:: YOUR ASSIGNMENT ::
Write the next part of the abstract on protein modification by oxidized phospholipids, beginning after its final sentence.

:: DOCUMENT PASSAGE ::
------------------------

Protein modification by oxidized phospholipids and hydrolytically released lipid electrophiles: Investigating cellular responses

Abstract

Oxygen is essential for the growth and function of mammalian cells. However, imbalances in oxygen or abnormalities in the ability of a cell to respond to oxygen levels can result in oxidative stress. Oxidative stress plays an important role in a number of diseases including atherosclerosis, rheumatoid arthritis, cancer, neurodegenerative diseases and asthma. When membrane lipids are exposed to high levels of oxygen or derived oxidants, they undergo lipid peroxidation to generate oxidized phospholipids (oxPL). Continual exposure to oxidants and decomposition of oxPL results in the formation of reactive electrophiles, such as 4-hydroxy-2-nonenal (HNE). Reactive lipid electrophiles have been shown to covalently modify DNA and proteins. Furthermore, exposure of cells to lipid electrophiles results in the activation of cytoprotective signaling pathways in order to promote cell survival and recovery from oxidant stress. However, if not properly managed by cellular detoxification mechanisms, the continual exposure of cells to electrophiles results in cytotoxicity. The following perspective will discuss the biological importance of lipid electrophile protein adducts including current strategies employed to identify and isolate protein adducts of lipid electrophiles as well as approaches to define cellular signaling mechanisms altered upon exposure to electrophiles. This article is part of a Special Issue entitled: Oxidized phospholipids-their properties and interactions with proteins.

------------------------

:: SOURCE DATA ::
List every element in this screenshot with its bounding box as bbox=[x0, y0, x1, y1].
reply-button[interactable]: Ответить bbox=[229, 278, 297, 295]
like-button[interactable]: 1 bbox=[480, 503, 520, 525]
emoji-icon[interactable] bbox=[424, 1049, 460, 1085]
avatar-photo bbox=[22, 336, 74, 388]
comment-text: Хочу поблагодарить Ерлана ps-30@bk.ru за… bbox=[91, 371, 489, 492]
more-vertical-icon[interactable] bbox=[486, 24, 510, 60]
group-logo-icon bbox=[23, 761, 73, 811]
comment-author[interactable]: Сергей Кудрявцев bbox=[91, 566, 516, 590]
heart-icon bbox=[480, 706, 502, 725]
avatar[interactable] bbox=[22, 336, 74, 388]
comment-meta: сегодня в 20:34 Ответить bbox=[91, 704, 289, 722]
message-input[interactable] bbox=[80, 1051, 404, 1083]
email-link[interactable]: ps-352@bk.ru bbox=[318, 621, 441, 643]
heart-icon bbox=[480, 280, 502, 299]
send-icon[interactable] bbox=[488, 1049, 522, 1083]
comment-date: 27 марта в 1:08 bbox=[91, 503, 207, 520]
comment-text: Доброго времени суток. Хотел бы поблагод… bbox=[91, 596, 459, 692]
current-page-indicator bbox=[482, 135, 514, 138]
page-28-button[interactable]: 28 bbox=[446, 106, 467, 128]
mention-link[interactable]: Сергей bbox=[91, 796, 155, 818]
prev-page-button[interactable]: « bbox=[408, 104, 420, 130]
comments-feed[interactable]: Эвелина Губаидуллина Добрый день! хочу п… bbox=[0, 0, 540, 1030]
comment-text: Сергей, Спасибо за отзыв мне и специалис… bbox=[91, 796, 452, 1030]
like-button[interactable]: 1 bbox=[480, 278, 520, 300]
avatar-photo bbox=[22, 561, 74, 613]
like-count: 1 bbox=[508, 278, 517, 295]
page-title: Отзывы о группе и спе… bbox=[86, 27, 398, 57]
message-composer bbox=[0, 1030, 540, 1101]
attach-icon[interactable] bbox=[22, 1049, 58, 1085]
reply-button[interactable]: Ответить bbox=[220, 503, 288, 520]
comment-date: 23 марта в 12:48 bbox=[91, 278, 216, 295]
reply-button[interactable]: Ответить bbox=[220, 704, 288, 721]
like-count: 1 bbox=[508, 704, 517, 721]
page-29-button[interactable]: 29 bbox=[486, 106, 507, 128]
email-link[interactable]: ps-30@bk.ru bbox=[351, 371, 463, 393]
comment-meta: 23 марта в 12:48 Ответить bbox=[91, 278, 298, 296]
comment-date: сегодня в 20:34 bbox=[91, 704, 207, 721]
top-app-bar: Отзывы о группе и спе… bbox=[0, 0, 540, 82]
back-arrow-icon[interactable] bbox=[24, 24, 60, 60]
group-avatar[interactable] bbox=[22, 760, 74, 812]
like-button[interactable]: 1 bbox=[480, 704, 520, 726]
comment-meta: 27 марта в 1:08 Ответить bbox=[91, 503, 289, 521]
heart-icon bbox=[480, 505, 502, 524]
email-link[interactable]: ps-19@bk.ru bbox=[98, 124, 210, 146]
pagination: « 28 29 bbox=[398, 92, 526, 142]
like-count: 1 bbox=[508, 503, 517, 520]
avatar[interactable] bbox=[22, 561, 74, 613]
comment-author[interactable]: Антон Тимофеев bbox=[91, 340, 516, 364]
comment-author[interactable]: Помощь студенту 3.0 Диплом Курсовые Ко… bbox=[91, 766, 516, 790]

------------------------

:: WRITTEN RESPONSE ::
Figure 1

Generation of lipid electrophiles from membrane polyunsaturated fatty acid (PUFA) side chains and their downstream effects.

Figure 2

Generation of oxidized phospholipids from parent glycerophosphotidylcholine molecules.

Figure 3

Method for adduct capture and analysis utilizing click chemistry compatible alkynyl-HNE analogues and a biotinylated linker.

Figure 4

Method for adduct capture and analysis utilizing click chemistry compatible HNE analogues and photocleavable biotin linker.

Figure 5

Structures of biotinylated glycerophospholipids used to capture adducted proteins for identification and analysis.

Figure 6

HNE-responsive signaling network [63]. Specific targets include cell cycle proteins, RNA splicing proteins, proteins involved in both cell cycle and RNA splicing, and proteins not involved in either process (colored in pink, cyan, green, and purple, respectively).

Figure 7

Highlighted cellular signaling pathways that are altered in response to HNE, including heat shock, antioxidant response, and inflammation.